#### Task statement
From the entries that follow, gather each line holding the word "Wisconsin".

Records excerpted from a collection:
## start
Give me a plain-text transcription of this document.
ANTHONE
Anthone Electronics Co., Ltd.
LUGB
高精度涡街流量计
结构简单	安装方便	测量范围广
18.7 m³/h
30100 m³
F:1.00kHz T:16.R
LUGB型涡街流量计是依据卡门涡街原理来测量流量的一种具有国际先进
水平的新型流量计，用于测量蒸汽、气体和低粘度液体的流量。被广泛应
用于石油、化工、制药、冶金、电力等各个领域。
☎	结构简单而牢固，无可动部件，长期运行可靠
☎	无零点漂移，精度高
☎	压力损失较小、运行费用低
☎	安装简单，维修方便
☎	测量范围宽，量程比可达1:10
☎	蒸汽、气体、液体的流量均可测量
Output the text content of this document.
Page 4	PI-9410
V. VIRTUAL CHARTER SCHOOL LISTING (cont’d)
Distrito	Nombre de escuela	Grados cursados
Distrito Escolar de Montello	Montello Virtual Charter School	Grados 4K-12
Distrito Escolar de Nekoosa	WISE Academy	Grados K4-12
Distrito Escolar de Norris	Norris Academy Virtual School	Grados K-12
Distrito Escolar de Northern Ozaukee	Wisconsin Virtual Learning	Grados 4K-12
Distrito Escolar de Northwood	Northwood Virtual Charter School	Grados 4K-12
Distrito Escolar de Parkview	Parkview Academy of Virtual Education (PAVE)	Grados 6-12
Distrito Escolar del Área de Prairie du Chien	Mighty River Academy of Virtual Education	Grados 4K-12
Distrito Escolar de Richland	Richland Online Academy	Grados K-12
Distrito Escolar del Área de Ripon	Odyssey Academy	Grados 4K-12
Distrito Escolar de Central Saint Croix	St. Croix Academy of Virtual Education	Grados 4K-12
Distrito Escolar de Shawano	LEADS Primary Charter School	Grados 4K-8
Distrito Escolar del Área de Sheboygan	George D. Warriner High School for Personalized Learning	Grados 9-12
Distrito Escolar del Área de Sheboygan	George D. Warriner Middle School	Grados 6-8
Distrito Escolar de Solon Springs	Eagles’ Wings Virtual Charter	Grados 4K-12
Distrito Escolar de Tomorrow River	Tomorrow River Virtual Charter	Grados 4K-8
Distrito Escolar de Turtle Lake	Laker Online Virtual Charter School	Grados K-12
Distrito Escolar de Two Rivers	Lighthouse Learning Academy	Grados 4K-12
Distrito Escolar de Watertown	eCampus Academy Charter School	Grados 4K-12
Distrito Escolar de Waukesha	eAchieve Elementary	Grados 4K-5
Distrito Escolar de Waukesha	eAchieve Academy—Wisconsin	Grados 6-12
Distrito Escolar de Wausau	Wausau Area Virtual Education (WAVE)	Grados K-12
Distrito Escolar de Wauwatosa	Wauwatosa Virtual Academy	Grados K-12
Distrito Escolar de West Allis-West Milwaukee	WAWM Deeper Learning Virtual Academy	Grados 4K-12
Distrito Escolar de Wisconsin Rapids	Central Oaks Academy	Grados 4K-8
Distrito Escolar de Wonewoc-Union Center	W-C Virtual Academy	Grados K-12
## end
#### Right answer
Distrito Escolar de Northern Ozaukee	Wisconsin Virtual Learning	Grados 4K-12
Distrito Escolar de Waukesha	eAchieve Academy—Wisconsin	Grados 6-12
Distrito Escolar de Wisconsin Rapids	Central Oaks Academy	Grados 4K-8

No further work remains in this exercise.